▸ DO THIS: Look through the material below and count the lines with the string "ясно". Report only the count.

───── DATASET RECORDS ─────

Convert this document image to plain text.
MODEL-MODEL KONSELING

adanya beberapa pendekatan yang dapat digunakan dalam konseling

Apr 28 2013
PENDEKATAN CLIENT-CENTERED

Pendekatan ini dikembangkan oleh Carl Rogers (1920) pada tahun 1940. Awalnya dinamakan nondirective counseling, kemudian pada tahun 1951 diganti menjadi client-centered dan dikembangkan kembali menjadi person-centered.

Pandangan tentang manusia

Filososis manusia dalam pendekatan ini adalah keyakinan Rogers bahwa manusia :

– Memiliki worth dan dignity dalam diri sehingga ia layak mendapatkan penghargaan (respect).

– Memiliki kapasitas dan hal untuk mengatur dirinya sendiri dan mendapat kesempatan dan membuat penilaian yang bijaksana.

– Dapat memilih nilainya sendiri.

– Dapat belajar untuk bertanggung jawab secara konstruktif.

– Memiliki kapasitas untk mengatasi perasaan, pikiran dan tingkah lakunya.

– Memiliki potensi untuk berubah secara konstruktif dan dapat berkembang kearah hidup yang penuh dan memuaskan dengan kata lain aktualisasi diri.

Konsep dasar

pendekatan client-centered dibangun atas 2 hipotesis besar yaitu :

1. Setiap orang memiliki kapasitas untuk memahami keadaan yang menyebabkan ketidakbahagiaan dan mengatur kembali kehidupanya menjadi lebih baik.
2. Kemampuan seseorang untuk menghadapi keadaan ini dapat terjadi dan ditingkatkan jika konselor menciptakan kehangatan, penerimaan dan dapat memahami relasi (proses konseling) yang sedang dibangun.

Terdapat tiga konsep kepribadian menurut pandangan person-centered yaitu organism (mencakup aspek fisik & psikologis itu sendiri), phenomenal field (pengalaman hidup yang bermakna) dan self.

─────
───── DATASET RECORDS ─────

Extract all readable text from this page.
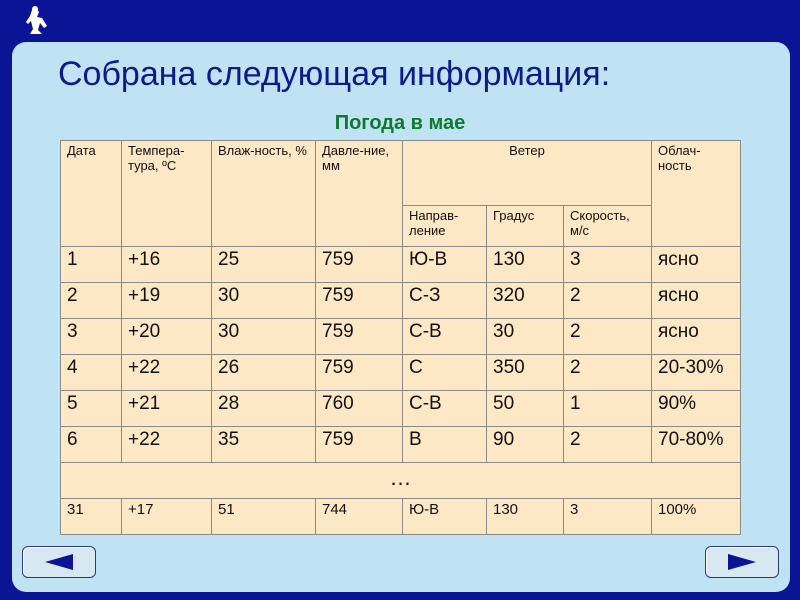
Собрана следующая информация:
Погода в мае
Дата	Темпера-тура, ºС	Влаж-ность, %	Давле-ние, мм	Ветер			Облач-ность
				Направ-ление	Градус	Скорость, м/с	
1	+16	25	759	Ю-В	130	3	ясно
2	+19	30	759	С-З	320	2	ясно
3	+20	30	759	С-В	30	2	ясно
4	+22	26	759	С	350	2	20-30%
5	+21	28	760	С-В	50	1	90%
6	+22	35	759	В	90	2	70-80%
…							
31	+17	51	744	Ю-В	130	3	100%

─────

▸ SOLUTION BELOW: 3